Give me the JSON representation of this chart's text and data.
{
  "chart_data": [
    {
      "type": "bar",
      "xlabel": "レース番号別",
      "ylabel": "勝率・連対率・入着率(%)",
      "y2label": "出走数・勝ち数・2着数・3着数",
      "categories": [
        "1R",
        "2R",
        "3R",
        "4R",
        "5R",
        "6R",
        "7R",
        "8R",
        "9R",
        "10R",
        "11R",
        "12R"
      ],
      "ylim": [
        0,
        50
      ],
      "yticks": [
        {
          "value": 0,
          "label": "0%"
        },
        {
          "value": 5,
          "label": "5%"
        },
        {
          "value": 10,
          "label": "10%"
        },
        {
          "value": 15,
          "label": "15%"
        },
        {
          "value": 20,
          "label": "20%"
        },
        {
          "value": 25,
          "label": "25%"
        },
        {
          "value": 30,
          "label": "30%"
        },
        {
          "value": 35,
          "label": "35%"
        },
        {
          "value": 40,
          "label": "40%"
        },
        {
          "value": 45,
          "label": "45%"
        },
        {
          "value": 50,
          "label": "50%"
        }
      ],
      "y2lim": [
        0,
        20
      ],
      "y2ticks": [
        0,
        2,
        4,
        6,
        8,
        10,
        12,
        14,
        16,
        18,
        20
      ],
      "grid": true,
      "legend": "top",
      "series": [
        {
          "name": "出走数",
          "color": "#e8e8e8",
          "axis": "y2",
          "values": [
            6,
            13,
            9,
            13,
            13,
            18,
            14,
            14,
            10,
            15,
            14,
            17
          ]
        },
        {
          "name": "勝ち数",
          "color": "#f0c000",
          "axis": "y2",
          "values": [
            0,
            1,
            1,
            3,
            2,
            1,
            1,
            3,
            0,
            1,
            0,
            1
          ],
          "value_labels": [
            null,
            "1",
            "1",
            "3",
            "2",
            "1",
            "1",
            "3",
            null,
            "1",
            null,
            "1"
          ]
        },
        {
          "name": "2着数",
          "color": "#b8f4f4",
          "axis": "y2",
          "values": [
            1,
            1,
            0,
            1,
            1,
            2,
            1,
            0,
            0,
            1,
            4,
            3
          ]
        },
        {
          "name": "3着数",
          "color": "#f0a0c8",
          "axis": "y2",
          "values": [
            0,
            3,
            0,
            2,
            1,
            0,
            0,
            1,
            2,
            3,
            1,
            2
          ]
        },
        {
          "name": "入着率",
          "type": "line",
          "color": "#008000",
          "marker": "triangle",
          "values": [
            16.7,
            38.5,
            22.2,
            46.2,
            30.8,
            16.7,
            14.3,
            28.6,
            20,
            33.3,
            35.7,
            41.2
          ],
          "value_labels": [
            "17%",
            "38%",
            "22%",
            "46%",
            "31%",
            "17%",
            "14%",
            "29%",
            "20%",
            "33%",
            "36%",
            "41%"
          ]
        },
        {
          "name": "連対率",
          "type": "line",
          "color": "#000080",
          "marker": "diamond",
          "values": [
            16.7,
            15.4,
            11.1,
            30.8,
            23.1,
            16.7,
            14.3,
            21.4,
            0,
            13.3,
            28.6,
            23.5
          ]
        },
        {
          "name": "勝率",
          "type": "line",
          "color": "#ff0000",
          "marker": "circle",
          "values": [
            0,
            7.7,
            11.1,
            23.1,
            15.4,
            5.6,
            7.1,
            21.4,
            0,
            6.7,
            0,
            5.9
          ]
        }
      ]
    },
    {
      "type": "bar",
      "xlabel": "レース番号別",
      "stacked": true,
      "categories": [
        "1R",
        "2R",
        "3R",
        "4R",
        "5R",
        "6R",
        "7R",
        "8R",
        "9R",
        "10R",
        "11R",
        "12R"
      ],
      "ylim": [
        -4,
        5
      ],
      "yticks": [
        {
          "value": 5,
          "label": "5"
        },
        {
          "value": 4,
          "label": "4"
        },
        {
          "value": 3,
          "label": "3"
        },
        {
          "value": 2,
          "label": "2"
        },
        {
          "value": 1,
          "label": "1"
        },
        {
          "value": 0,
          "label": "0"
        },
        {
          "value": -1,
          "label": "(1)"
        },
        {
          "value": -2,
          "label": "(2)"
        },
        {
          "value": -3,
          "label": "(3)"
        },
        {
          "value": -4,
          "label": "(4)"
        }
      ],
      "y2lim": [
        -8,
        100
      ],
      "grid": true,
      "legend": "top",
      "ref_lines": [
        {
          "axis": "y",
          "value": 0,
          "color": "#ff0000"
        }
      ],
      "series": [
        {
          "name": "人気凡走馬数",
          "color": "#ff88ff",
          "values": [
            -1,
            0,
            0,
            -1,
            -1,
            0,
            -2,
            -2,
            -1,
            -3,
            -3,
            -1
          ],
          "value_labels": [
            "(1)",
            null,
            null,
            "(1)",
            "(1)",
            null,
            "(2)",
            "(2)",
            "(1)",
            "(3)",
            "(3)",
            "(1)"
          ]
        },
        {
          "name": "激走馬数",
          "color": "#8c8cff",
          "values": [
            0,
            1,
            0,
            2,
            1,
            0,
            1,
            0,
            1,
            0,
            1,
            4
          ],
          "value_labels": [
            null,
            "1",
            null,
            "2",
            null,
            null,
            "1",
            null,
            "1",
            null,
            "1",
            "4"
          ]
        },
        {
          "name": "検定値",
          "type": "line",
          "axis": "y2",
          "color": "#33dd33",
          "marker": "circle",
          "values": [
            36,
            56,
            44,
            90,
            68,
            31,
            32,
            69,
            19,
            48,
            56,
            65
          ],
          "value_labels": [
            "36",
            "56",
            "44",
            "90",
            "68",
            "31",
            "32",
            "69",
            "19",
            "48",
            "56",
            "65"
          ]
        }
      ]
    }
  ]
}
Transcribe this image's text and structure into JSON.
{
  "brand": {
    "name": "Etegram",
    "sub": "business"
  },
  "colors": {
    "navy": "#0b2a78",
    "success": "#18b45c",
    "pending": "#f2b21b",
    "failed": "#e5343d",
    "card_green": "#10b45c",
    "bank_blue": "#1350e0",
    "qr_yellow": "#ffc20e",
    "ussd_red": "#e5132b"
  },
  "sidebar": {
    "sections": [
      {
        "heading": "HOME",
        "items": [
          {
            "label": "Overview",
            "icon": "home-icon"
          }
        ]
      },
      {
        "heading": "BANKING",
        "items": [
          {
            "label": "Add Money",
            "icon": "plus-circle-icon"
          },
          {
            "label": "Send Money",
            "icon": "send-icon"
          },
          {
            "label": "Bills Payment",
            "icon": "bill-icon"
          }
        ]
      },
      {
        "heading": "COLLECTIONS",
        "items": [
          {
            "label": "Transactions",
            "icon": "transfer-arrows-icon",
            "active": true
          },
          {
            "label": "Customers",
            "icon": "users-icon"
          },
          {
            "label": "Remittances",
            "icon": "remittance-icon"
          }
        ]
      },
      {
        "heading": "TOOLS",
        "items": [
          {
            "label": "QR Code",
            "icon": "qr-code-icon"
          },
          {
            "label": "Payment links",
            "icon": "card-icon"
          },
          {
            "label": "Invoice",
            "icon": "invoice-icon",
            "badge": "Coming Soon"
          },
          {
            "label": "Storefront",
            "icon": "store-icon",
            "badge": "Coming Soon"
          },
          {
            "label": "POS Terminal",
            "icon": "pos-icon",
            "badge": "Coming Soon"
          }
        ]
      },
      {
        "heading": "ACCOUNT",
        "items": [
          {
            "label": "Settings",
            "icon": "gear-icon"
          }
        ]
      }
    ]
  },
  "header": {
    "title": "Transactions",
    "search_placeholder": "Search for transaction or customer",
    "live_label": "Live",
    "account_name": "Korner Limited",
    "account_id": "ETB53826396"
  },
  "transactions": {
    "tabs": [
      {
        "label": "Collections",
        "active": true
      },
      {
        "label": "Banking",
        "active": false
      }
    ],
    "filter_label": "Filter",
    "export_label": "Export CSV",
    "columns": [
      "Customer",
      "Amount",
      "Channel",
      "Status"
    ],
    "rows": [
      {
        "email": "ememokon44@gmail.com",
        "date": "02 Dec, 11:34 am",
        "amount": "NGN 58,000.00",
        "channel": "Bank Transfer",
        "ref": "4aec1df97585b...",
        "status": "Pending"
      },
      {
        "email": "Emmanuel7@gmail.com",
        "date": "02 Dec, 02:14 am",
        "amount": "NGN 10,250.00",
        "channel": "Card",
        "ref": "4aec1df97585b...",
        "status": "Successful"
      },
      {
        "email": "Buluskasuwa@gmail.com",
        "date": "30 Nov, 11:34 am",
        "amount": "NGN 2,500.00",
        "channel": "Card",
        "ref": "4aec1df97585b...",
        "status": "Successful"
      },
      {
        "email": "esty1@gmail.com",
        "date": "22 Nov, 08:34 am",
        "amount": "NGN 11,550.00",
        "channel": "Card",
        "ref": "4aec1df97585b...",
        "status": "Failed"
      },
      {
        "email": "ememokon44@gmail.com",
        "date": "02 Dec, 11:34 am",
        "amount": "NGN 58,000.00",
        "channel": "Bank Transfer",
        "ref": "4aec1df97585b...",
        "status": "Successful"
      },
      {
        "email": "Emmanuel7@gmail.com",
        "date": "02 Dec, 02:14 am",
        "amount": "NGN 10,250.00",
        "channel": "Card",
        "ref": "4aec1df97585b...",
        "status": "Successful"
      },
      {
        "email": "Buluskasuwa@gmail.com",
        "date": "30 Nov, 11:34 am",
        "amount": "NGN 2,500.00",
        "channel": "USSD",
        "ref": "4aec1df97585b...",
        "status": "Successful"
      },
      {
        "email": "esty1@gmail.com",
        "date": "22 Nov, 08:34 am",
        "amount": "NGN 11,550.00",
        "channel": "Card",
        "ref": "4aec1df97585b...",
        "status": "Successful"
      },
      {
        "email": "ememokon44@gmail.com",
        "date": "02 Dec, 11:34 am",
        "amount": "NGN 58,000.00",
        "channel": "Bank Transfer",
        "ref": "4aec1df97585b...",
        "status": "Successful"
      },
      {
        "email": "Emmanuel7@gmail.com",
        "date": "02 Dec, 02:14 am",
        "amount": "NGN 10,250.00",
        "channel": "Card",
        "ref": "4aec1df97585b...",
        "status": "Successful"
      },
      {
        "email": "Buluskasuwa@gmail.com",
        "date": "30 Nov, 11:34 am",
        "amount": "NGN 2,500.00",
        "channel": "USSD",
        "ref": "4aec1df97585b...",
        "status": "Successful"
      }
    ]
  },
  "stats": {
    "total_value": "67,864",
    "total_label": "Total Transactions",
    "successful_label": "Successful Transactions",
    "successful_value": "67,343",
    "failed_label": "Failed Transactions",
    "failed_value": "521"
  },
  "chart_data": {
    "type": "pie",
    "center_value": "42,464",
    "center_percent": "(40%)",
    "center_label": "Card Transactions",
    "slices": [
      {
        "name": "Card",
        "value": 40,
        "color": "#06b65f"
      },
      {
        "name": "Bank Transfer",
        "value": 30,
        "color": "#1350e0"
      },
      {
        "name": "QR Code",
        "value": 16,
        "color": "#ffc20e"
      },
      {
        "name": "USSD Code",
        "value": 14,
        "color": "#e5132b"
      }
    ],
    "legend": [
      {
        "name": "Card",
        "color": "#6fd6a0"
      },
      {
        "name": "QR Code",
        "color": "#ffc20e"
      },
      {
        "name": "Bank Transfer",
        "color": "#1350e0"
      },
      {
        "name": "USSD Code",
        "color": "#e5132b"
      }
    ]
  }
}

(Challenge) Look through the lines above and collect those with the word "active".

(Answer below)
            "active": true
        "active": true
        "active": false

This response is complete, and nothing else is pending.